Dataset records:
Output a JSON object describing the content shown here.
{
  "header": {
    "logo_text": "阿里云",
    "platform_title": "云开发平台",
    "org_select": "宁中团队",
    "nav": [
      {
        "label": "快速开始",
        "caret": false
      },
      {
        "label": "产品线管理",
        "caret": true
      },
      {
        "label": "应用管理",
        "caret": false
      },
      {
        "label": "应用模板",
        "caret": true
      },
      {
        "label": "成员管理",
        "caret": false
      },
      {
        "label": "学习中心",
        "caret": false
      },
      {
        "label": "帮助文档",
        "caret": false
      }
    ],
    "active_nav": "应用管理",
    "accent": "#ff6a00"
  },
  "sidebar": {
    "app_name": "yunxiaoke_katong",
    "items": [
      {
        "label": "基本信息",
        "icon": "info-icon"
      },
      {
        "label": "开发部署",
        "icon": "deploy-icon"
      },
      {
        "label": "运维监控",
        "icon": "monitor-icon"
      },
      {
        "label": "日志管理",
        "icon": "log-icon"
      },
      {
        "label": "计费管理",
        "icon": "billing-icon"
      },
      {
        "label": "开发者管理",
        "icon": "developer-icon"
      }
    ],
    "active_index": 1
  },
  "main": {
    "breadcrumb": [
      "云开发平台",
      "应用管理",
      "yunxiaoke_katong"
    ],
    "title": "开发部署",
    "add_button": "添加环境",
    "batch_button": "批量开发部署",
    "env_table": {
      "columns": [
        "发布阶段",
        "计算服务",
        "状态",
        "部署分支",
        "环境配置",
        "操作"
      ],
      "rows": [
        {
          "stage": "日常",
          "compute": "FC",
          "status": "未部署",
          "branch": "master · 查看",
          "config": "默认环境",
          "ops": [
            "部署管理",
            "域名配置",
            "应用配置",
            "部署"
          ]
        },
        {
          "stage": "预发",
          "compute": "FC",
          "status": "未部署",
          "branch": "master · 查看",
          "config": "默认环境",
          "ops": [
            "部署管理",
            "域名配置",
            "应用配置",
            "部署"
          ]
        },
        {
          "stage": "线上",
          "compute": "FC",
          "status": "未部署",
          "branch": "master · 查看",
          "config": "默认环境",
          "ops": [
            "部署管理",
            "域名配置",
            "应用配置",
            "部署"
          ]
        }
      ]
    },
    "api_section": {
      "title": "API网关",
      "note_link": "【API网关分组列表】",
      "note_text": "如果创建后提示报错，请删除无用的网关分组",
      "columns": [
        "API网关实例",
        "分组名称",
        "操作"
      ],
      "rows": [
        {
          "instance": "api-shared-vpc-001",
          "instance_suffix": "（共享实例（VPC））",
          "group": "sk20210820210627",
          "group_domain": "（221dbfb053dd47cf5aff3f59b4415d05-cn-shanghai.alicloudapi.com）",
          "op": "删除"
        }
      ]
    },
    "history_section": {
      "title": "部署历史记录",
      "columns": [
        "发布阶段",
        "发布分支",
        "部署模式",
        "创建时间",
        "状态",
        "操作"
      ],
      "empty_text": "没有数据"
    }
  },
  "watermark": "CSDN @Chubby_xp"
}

The exercise:
Find every line in the records above that holds the word "icon", and copy each one.

Reply to the task:
        "icon": "info-icon"
        "icon": "deploy-icon"
        "icon": "monitor-icon"
        "icon": "log-icon"
        "icon": "billing-icon"
        "icon": "developer-icon"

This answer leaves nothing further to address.